* **Directions**: Pictures are not part of the copy; repeat everything else in the records exactly.

* **Input material**:
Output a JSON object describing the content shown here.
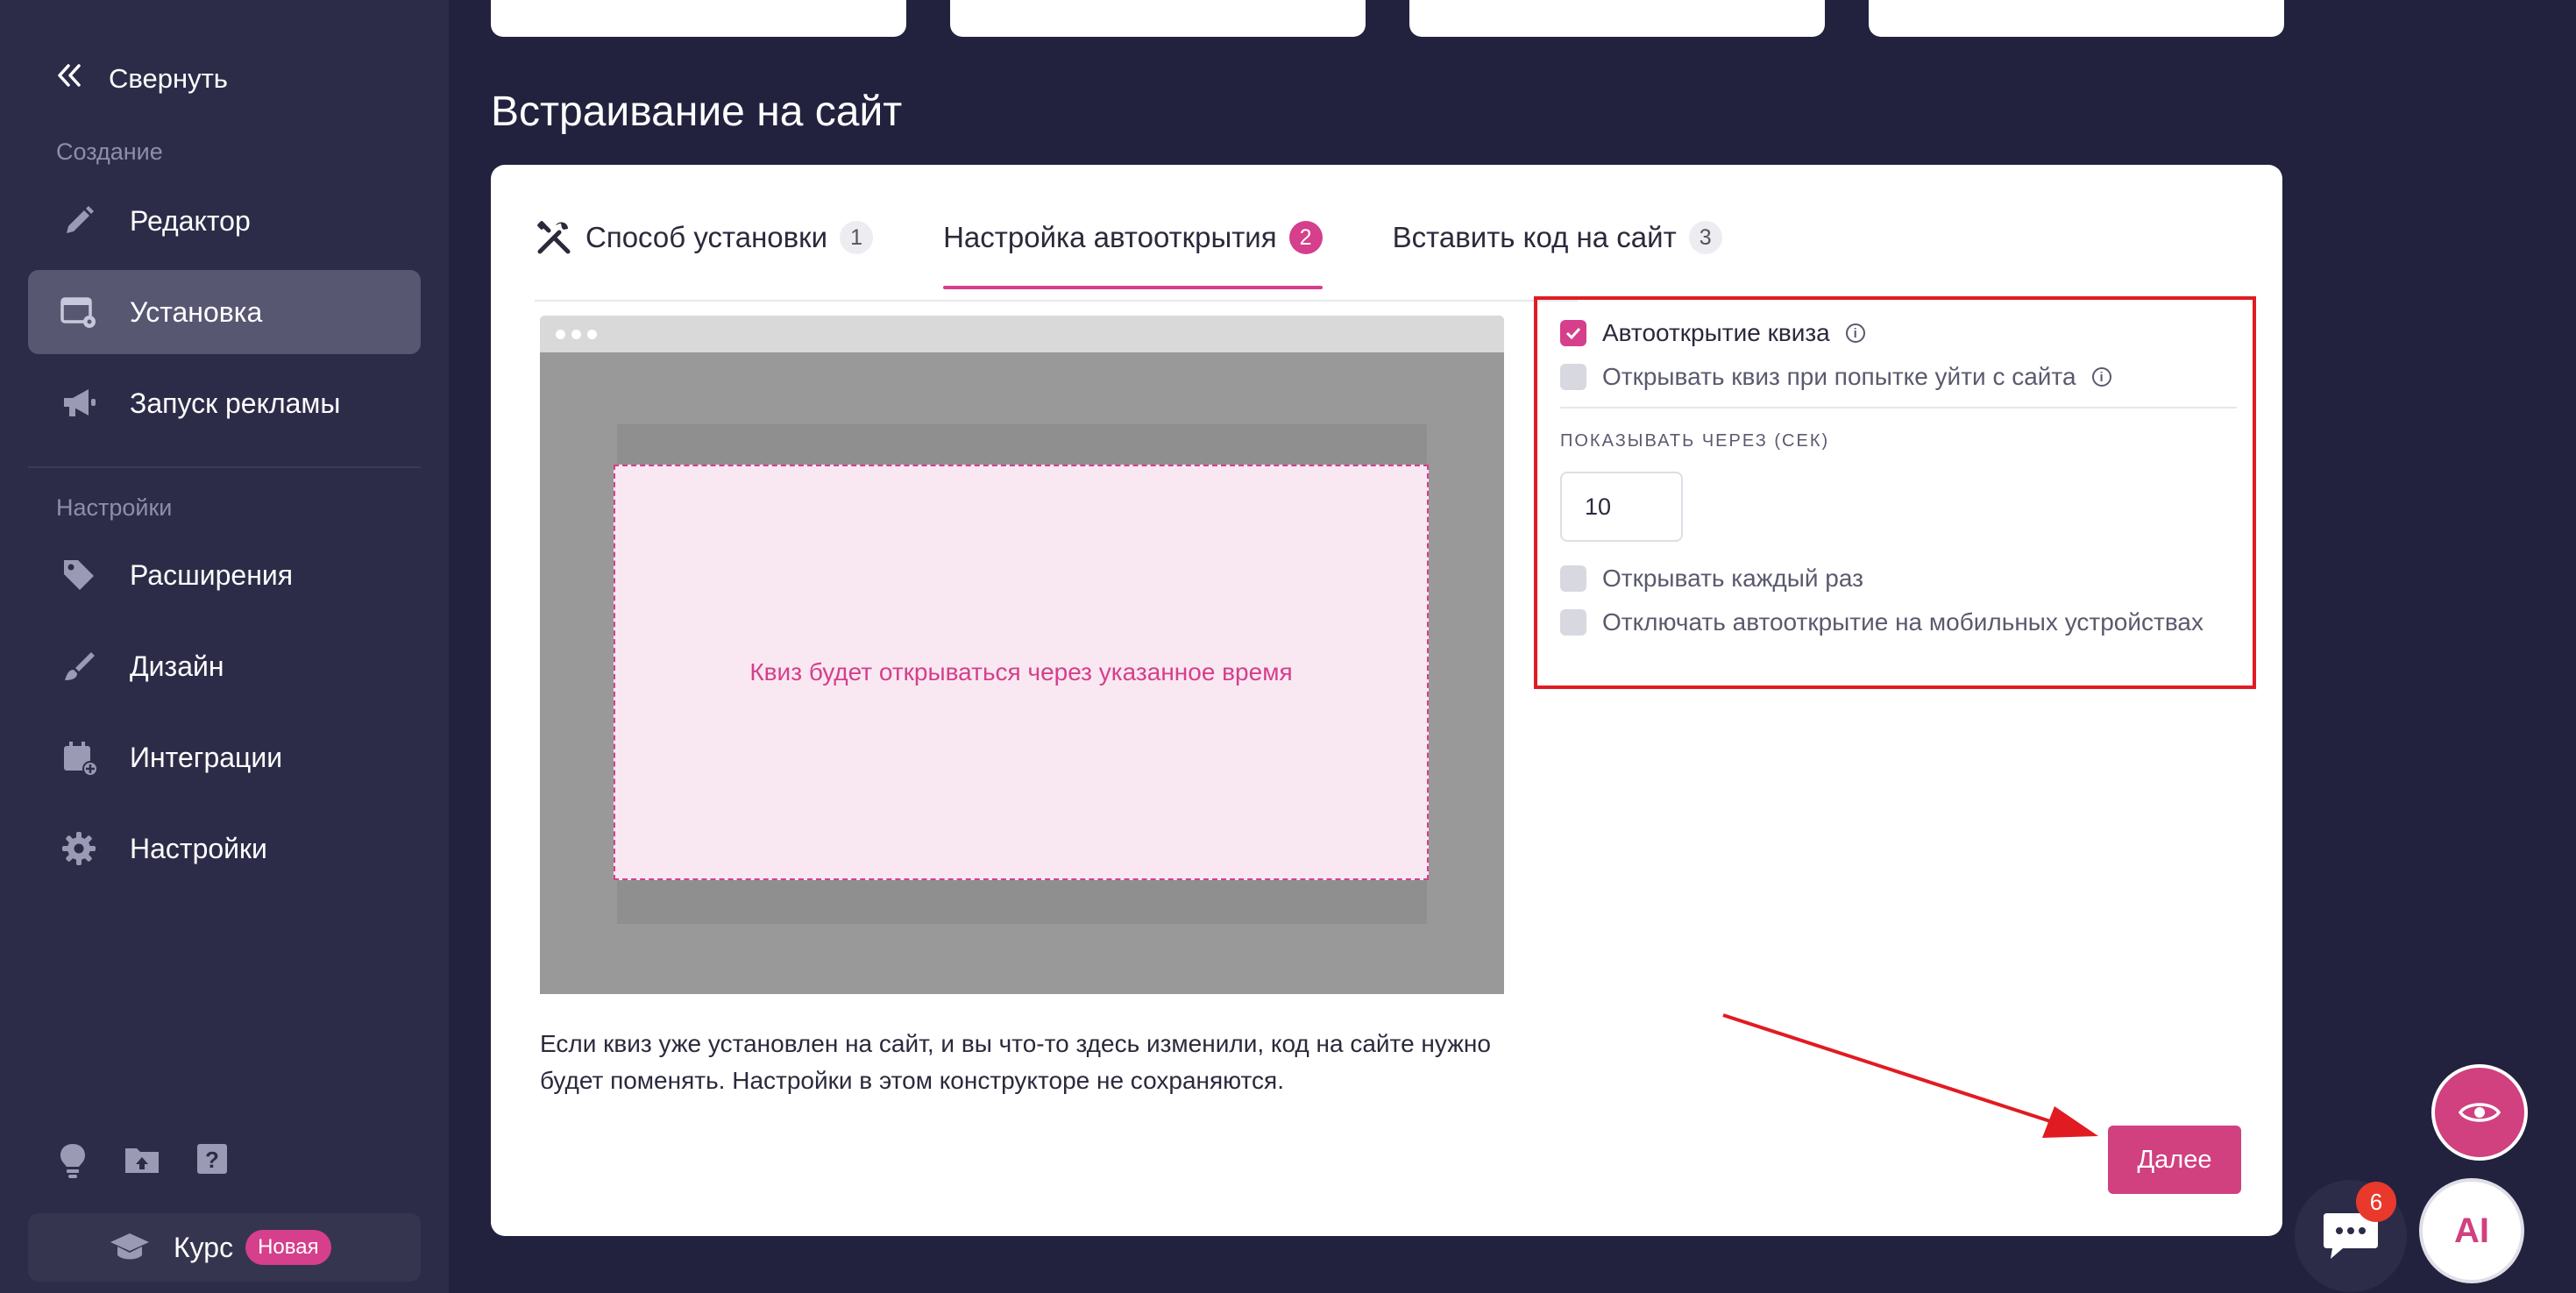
{
  "sidebar": {
    "collapse_label": "Свернуть",
    "sections": {
      "create": "Создание",
      "settings": "Настройки"
    },
    "items": [
      {
        "label": "Редактор",
        "icon": "pencil-icon"
      },
      {
        "label": "Установка",
        "icon": "install-icon",
        "active": true
      },
      {
        "label": "Запуск рекламы",
        "icon": "megaphone-icon"
      },
      {
        "label": "Расширения",
        "icon": "puzzle-tag-icon"
      },
      {
        "label": "Дизайн",
        "icon": "brush-icon"
      },
      {
        "label": "Интеграции",
        "icon": "calendar-plus-icon"
      },
      {
        "label": "Настройки",
        "icon": "gear-icon"
      }
    ],
    "bottom_icons": [
      "lightbulb-icon",
      "folder-upload-icon",
      "help-icon"
    ],
    "course": {
      "label": "Курс",
      "badge": "Новая",
      "icon": "graduation-cap-icon"
    }
  },
  "page": {
    "title": "Встраивание на сайт"
  },
  "tabs": [
    {
      "label": "Способ установки",
      "num": "1"
    },
    {
      "label": "Настройка автооткрытия",
      "num": "2",
      "active": true
    },
    {
      "label": "Вставить код на сайт",
      "num": "3"
    }
  ],
  "preview": {
    "overlay_text": "Квиз будет открываться через указанное время"
  },
  "note": "Если квиз уже установлен на сайт, и вы что-то здесь изменили, код на сайте нужно будет поменять. Настройки в этом конструкторе не сохраняются.",
  "settings": {
    "autoopen": {
      "label": "Автооткрытие квиза",
      "checked": true
    },
    "exit_intent": {
      "label": "Открывать квиз при попытке уйти с сайта",
      "checked": false
    },
    "delay_label": "ПОКАЗЫВАТЬ ЧЕРЕЗ (СЕК)",
    "delay_value": "10",
    "every_time": {
      "label": "Открывать каждый раз",
      "checked": false
    },
    "disable_mobile": {
      "label": "Отключать автооткрытие на мобильных устройствах",
      "checked": false
    }
  },
  "next_button": "Далее",
  "chat": {
    "badge": "6"
  },
  "ai_label": "AI",
  "colors": {
    "accent": "#d1407f",
    "sidebar_bg": "#2c2c48",
    "highlight": "#e11b22"
  }
}
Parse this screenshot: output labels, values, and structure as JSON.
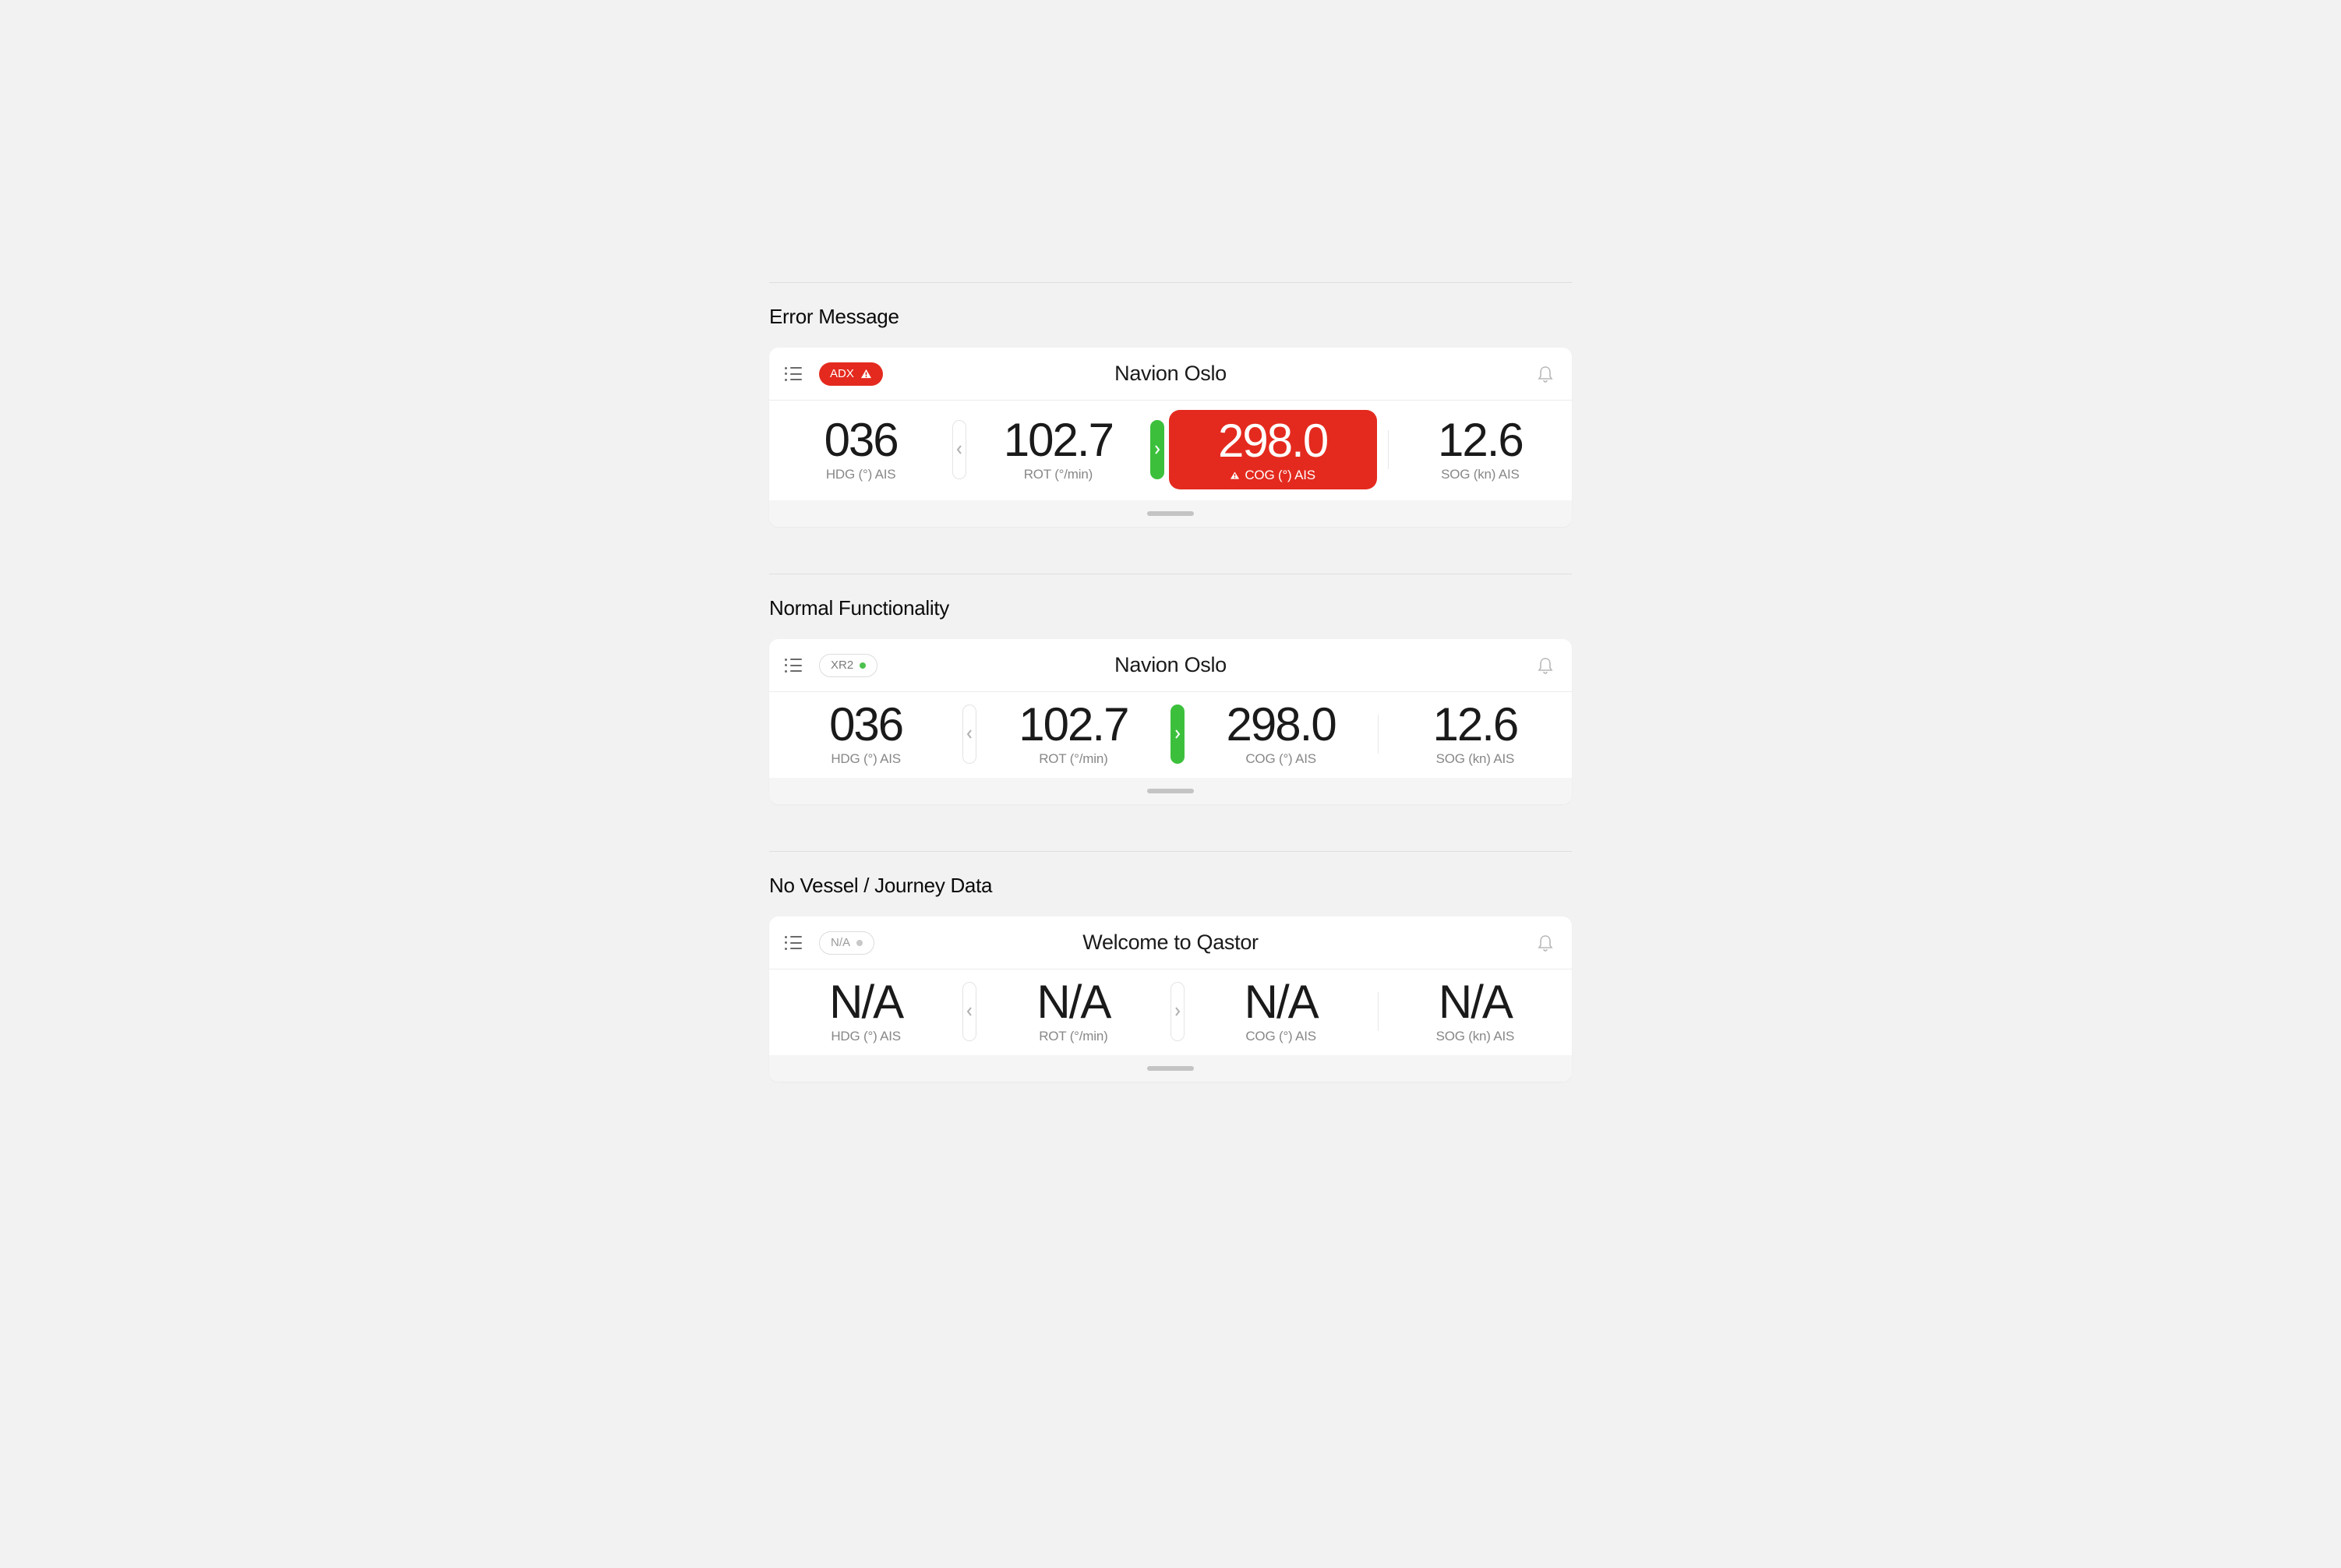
{
  "sections": {
    "error": {
      "title": "Error Message",
      "badge_text": "ADX",
      "panel_title": "Navion Oslo",
      "metrics": {
        "hdg": {
          "value": "036",
          "label": "HDG (°) AIS"
        },
        "rot": {
          "value": "102.7",
          "label": "ROT (°/min)"
        },
        "cog": {
          "value": "298.0",
          "label": "COG (°) AIS"
        },
        "sog": {
          "value": "12.6",
          "label": "SOG (kn) AIS"
        }
      }
    },
    "normal": {
      "title": "Normal Functionality",
      "badge_text": "XR2",
      "panel_title": "Navion Oslo",
      "metrics": {
        "hdg": {
          "value": "036",
          "label": "HDG (°) AIS"
        },
        "rot": {
          "value": "102.7",
          "label": "ROT (°/min)"
        },
        "cog": {
          "value": "298.0",
          "label": "COG (°) AIS"
        },
        "sog": {
          "value": "12.6",
          "label": "SOG (kn) AIS"
        }
      }
    },
    "na": {
      "title": "No Vessel / Journey Data",
      "badge_text": "N/A",
      "panel_title": "Welcome to Qastor",
      "metrics": {
        "hdg": {
          "value": "N/A",
          "label": "HDG (°) AIS"
        },
        "rot": {
          "value": "N/A",
          "label": "ROT (°/min)"
        },
        "cog": {
          "value": "N/A",
          "label": "COG (°) AIS"
        },
        "sog": {
          "value": "N/A",
          "label": "SOG (kn) AIS"
        }
      }
    }
  },
  "colors": {
    "error": "#e42a1e",
    "success": "#3cc03c"
  }
}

* **Written response**:
Output a JSON object describing the content shown here.
{
  "sidebar": {
    "collapse_label": "Свернуть",
    "sections": {
      "create": "Создание",
      "settings": "Настройки"
    },
    "items": [
      {
        "label": "Редактор",
        "icon": "pencil-icon"
      },
      {
        "label": "Установка",
        "icon": "install-icon",
        "active": true
      },
      {
        "label": "Запуск рекламы",
        "icon": "megaphone-icon"
      },
      {
        "label": "Расширения",
        "icon": "puzzle-tag-icon"
      },
      {
        "label": "Дизайн",
        "icon": "brush-icon"
      },
      {
        "label": "Интеграции",
        "icon": "calendar-plus-icon"
      },
      {
        "label": "Настройки",
        "icon": "gear-icon"
      }
    ],
    "bottom_icons": [
      "lightbulb-icon",
      "folder-upload-icon",
      "help-icon"
    ],
    "course": {
      "label": "Курс",
      "badge": "Новая",
      "icon": "graduation-cap-icon"
    }
  },
  "page": {
    "title": "Встраивание на сайт"
  },
  "tabs": [
    {
      "label": "Способ установки",
      "num": "1"
    },
    {
      "label": "Настройка автооткрытия",
      "num": "2",
      "active": true
    },
    {
      "label": "Вставить код на сайт",
      "num": "3"
    }
  ],
  "preview": {
    "overlay_text": "Квиз будет открываться через указанное время"
  },
  "note": "Если квиз уже установлен на сайт, и вы что-то здесь изменили, код на сайте нужно будет поменять. Настройки в этом конструкторе не сохраняются.",
  "settings": {
    "autoopen": {
      "label": "Автооткрытие квиза",
      "checked": true
    },
    "exit_intent": {
      "label": "Открывать квиз при попытке уйти с сайта",
      "checked": false
    },
    "delay_label": "ПОКАЗЫВАТЬ ЧЕРЕЗ (СЕК)",
    "delay_value": "10",
    "every_time": {
      "label": "Открывать каждый раз",
      "checked": false
    },
    "disable_mobile": {
      "label": "Отключать автооткрытие на мобильных устройствах",
      "checked": false
    }
  },
  "next_button": "Далее",
  "chat": {
    "badge": "6"
  },
  "ai_label": "AI",
  "colors": {
    "accent": "#d1407f",
    "sidebar_bg": "#2c2c48",
    "highlight": "#e11b22"
  }
}
Parse this screenshot: output labels, values, and structure as JSON.
{
  "sections": {
    "error": {
      "title": "Error Message",
      "badge_text": "ADX",
      "panel_title": "Navion Oslo",
      "metrics": {
        "hdg": {
          "value": "036",
          "label": "HDG (°) AIS"
        },
        "rot": {
          "value": "102.7",
          "label": "ROT (°/min)"
        },
        "cog": {
          "value": "298.0",
          "label": "COG (°) AIS"
        },
        "sog": {
          "value": "12.6",
          "label": "SOG (kn) AIS"
        }
      }
    },
    "normal": {
      "title": "Normal Functionality",
      "badge_text": "XR2",
      "panel_title": "Navion Oslo",
      "metrics": {
        "hdg": {
          "value": "036",
          "label": "HDG (°) AIS"
        },
        "rot": {
          "value": "102.7",
          "label": "ROT (°/min)"
        },
        "cog": {
          "value": "298.0",
          "label": "COG (°) AIS"
        },
        "sog": {
          "value": "12.6",
          "label": "SOG (kn) AIS"
        }
      }
    },
    "na": {
      "title": "No Vessel / Journey Data",
      "badge_text": "N/A",
      "panel_title": "Welcome to Qastor",
      "metrics": {
        "hdg": {
          "value": "N/A",
          "label": "HDG (°) AIS"
        },
        "rot": {
          "value": "N/A",
          "label": "ROT (°/min)"
        },
        "cog": {
          "value": "N/A",
          "label": "COG (°) AIS"
        },
        "sog": {
          "value": "N/A",
          "label": "SOG (kn) AIS"
        }
      }
    }
  },
  "colors": {
    "error": "#e42a1e",
    "success": "#3cc03c"
  }
}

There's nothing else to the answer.